CHALLENGE — Search the material for the word "Width" and report each line where it turns up.

Data entries for graphics:
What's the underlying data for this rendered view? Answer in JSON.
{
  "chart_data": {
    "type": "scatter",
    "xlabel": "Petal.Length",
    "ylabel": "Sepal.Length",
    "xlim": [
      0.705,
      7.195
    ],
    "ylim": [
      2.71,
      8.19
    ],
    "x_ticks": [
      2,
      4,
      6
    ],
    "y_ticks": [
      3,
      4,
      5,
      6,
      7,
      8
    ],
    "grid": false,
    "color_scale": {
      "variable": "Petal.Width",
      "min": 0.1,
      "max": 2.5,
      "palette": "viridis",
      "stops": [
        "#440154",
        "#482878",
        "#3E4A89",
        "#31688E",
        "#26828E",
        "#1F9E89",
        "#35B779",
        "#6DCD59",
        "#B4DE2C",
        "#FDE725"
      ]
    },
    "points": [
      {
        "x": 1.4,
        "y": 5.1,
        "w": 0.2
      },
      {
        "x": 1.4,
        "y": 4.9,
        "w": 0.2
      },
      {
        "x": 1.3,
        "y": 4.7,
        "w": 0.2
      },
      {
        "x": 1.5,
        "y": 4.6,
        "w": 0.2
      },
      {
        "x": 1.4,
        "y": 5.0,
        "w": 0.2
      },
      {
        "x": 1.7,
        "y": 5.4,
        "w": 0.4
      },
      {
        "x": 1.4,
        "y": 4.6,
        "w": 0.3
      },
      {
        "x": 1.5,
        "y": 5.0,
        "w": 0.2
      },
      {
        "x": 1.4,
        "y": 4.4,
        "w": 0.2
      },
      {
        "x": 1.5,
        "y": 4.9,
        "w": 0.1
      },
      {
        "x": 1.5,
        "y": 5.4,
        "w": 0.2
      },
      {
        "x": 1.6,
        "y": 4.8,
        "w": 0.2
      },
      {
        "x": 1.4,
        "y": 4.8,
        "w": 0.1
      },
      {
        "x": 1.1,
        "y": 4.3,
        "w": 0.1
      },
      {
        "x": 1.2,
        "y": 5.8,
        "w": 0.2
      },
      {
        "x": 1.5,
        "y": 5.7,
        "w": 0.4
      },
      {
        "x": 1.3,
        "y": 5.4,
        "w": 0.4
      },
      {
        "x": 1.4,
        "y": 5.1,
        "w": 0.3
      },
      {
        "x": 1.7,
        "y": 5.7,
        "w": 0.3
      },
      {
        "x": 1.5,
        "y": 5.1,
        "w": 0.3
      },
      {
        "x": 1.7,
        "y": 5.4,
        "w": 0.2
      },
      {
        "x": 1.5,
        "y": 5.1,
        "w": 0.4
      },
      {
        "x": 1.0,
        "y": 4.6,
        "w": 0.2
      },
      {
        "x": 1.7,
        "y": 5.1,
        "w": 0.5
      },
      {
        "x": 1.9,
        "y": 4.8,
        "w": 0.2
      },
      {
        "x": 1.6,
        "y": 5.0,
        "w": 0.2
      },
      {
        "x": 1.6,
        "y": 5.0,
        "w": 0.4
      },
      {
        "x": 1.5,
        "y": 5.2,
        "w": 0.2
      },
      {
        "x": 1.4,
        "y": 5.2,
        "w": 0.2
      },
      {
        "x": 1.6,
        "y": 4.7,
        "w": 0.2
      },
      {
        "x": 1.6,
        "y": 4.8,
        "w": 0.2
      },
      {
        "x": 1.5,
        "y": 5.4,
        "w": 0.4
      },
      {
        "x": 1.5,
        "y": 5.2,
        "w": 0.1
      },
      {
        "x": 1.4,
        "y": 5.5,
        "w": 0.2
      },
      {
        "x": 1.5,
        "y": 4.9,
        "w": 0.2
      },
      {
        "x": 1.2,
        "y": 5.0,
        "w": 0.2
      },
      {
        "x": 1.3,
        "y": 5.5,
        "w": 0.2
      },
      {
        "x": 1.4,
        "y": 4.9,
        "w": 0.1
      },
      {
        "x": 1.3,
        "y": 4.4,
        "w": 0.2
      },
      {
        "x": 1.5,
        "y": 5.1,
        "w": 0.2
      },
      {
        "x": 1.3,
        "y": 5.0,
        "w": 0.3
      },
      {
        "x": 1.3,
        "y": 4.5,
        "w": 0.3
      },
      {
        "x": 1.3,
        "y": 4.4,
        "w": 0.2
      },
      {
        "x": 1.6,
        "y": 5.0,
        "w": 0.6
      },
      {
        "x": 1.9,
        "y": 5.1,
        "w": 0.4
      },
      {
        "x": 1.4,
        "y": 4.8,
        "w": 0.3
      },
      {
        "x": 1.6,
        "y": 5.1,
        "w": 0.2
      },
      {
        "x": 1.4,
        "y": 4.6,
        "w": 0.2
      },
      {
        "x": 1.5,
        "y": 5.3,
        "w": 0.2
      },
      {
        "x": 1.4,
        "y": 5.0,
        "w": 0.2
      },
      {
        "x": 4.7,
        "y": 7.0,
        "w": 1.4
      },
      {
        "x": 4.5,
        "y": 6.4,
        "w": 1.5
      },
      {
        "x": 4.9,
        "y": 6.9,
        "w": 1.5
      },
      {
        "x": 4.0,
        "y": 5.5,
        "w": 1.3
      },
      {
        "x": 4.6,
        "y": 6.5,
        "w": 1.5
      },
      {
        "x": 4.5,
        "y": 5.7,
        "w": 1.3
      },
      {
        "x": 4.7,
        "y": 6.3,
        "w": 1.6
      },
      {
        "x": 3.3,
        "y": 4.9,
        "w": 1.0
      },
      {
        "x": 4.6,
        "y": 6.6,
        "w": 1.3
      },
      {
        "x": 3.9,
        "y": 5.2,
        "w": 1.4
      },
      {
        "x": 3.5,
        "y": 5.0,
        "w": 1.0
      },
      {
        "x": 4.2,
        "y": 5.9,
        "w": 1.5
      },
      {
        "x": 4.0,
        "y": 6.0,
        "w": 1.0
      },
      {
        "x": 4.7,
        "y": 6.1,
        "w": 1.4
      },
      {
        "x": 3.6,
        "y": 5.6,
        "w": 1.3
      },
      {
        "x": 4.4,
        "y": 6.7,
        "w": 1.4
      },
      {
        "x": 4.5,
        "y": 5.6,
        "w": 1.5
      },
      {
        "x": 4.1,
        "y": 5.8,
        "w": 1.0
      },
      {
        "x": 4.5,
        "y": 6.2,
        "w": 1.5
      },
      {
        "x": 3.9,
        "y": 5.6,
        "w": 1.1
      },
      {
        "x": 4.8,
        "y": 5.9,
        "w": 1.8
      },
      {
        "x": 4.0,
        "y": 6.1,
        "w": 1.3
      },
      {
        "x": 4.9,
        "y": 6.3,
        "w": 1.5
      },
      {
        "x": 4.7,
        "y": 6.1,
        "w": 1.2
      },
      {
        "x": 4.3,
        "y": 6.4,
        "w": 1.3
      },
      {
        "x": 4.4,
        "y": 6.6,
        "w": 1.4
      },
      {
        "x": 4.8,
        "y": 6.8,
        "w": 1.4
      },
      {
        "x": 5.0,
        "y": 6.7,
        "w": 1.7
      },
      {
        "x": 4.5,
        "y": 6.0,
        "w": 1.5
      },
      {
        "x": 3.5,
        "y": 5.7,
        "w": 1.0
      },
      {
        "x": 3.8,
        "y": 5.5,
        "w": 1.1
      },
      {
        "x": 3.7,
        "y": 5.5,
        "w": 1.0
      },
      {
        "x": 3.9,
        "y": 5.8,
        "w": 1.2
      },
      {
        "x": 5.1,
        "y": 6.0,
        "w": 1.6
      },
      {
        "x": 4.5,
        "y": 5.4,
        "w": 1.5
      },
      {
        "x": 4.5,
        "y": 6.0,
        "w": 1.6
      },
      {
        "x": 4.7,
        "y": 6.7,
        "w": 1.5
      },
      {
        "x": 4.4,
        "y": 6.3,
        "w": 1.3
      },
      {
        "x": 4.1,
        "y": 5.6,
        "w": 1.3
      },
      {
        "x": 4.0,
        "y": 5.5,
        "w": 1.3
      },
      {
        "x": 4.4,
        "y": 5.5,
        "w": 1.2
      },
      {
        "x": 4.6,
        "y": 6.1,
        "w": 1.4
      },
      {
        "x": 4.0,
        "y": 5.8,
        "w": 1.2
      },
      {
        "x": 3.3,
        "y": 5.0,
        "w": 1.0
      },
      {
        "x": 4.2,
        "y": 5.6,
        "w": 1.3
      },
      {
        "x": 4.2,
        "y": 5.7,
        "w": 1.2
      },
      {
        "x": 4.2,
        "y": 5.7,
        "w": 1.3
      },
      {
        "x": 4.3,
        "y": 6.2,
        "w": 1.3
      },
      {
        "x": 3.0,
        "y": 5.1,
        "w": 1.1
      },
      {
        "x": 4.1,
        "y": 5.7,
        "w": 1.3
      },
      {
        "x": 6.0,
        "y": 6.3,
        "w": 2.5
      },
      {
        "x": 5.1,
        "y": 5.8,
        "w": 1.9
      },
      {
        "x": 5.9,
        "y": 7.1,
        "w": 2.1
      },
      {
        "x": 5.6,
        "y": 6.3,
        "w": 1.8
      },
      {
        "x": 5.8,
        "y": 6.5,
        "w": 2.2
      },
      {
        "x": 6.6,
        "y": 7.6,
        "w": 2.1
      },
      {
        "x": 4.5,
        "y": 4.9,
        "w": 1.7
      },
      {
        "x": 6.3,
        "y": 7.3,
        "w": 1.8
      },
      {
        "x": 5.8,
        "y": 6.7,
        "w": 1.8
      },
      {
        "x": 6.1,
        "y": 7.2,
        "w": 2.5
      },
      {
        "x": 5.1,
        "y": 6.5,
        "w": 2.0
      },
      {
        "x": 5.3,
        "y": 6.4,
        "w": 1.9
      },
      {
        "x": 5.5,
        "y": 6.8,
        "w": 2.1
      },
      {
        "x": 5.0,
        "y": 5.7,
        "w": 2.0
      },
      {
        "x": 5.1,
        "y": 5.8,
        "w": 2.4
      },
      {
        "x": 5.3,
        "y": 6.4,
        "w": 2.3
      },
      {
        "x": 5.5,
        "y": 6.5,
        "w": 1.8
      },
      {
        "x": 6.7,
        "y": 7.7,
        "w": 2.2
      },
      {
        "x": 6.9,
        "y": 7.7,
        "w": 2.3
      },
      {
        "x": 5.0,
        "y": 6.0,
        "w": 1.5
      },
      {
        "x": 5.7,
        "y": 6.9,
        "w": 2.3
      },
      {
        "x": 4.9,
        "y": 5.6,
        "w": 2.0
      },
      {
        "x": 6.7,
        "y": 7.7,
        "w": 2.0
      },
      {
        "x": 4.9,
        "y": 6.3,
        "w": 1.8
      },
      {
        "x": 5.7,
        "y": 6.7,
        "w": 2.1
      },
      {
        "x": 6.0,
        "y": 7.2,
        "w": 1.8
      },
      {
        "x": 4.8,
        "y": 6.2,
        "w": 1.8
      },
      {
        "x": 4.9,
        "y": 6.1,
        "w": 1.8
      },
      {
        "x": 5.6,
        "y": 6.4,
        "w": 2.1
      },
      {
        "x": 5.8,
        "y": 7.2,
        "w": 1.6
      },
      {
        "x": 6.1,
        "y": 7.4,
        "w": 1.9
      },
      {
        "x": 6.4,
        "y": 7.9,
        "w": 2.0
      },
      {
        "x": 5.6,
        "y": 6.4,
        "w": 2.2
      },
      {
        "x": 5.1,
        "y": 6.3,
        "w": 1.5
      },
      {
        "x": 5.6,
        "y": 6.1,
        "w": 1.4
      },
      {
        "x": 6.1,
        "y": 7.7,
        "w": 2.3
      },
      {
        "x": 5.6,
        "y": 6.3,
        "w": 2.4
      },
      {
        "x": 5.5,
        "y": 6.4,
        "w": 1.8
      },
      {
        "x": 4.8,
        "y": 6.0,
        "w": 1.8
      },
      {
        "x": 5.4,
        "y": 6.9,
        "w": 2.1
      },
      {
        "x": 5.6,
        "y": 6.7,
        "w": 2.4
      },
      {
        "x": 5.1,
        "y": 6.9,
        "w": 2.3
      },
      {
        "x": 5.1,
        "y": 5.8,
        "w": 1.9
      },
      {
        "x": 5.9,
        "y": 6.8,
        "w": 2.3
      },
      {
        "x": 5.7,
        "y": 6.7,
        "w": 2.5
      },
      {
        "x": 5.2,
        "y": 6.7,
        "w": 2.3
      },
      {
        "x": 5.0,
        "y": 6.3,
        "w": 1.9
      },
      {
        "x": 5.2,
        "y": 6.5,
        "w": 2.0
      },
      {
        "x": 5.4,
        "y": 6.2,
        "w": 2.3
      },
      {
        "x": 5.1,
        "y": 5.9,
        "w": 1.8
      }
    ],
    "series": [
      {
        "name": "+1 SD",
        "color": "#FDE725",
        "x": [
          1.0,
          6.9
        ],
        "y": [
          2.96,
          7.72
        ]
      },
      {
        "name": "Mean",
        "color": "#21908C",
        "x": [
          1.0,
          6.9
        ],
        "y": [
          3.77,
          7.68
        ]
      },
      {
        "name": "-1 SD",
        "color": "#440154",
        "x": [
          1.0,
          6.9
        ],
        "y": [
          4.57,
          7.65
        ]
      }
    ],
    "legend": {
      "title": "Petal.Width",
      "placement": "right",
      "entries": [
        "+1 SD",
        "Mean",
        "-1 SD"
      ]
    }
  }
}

WRITTEN ANSWER —
      "variable": "Petal.Width",
      "title": "Petal.Width",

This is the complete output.